**The exercise:** Find the lines holding "title" and copy them.

/---

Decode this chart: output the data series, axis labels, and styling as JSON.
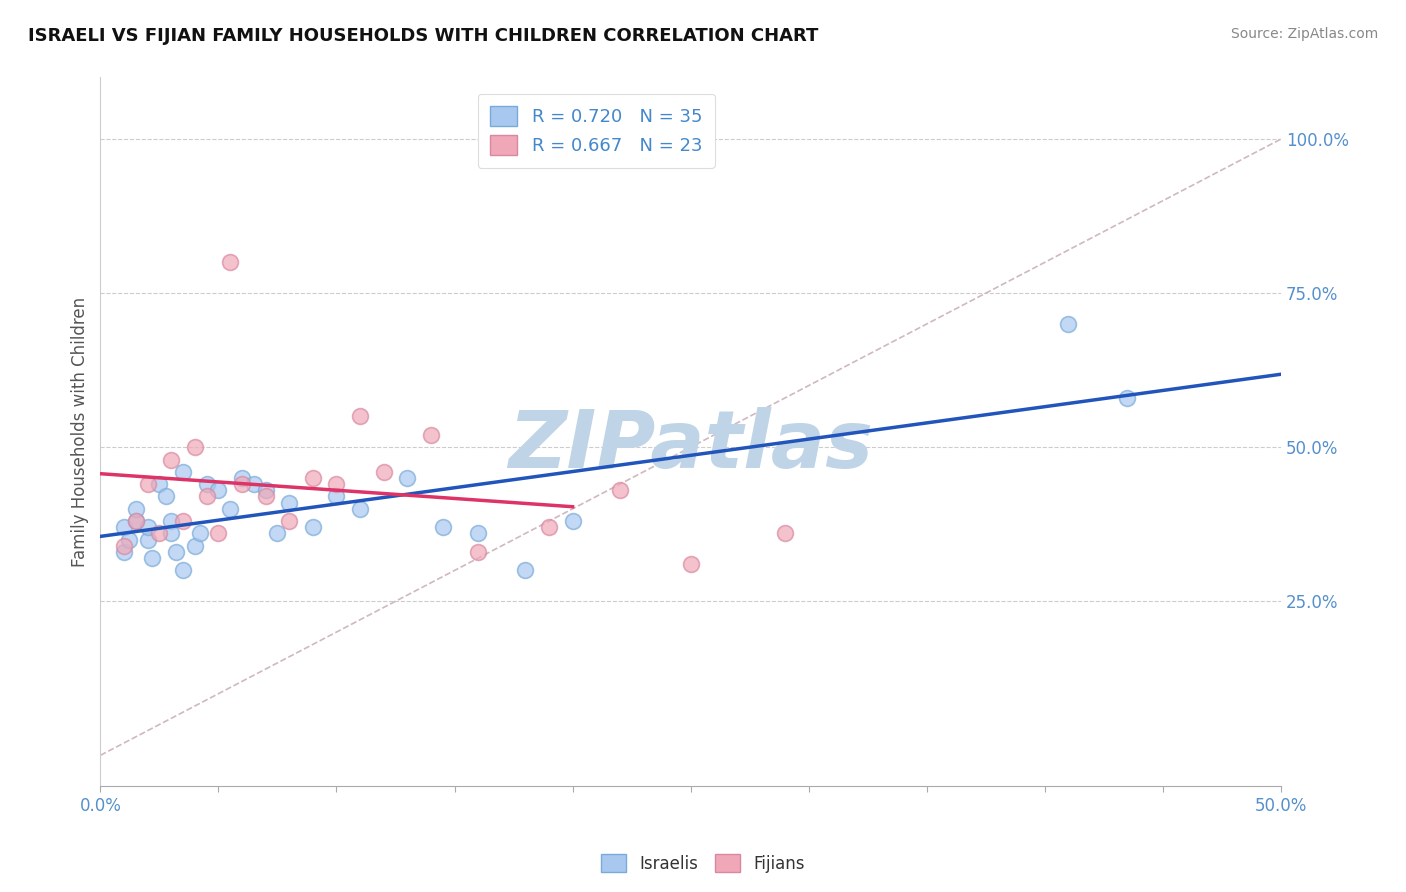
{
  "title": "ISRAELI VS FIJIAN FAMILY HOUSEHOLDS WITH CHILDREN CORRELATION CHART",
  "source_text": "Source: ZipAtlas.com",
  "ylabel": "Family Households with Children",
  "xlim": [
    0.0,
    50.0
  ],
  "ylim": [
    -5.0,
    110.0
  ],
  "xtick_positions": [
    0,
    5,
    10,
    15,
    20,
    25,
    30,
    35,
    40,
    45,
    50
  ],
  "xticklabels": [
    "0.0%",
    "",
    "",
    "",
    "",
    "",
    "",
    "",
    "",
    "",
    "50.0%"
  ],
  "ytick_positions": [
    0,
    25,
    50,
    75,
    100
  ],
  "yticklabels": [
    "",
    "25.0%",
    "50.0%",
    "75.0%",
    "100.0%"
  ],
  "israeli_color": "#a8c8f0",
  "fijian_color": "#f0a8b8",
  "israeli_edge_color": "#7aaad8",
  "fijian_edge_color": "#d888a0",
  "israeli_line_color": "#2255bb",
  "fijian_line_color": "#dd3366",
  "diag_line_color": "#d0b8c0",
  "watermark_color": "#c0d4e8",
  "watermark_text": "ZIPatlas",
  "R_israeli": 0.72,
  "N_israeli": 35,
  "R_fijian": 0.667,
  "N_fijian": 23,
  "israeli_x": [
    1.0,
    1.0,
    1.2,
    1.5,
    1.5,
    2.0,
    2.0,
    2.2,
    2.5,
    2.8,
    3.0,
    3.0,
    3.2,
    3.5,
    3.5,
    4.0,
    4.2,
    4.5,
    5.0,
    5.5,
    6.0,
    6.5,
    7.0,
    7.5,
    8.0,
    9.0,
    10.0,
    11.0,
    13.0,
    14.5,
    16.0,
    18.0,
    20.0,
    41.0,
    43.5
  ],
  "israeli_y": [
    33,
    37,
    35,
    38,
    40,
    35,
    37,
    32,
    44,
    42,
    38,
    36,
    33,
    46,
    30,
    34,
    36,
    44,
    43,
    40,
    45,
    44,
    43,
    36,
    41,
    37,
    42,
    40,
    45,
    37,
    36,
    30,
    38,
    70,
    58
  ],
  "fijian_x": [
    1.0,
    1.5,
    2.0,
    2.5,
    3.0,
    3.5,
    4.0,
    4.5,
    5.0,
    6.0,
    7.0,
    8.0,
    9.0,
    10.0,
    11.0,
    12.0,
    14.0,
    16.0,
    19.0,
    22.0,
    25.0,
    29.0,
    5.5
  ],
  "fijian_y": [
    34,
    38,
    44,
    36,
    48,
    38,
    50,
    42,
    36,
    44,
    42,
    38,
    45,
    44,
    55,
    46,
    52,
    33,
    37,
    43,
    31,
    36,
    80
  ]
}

\---
/---

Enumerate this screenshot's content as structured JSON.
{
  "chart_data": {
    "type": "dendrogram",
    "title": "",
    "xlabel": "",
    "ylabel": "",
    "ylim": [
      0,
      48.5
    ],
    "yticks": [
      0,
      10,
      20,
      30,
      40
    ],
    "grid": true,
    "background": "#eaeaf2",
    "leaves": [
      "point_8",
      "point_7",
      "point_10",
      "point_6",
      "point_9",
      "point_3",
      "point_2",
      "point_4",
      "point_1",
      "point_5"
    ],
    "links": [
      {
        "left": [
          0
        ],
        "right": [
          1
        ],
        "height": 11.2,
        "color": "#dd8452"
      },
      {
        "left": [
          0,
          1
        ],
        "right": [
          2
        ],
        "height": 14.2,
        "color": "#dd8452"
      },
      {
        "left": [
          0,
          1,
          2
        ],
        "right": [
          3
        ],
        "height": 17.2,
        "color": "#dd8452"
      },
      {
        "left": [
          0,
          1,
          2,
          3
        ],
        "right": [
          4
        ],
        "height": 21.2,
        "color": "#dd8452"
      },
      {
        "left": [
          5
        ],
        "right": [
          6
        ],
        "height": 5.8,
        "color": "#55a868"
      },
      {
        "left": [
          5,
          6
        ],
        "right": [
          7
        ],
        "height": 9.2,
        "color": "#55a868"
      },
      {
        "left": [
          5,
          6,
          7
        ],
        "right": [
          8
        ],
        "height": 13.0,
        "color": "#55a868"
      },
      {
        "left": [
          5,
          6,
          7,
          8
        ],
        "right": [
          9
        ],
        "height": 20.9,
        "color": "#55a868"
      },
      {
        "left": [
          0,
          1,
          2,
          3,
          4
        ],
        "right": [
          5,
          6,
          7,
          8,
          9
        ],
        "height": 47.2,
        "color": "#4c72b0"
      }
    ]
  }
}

\---

**Answer to this exercise:**
  "title": "ISRAELI VS FIJIAN FAMILY HOUSEHOLDS WITH CHILDREN CORRELATION CHART",
    "title": "",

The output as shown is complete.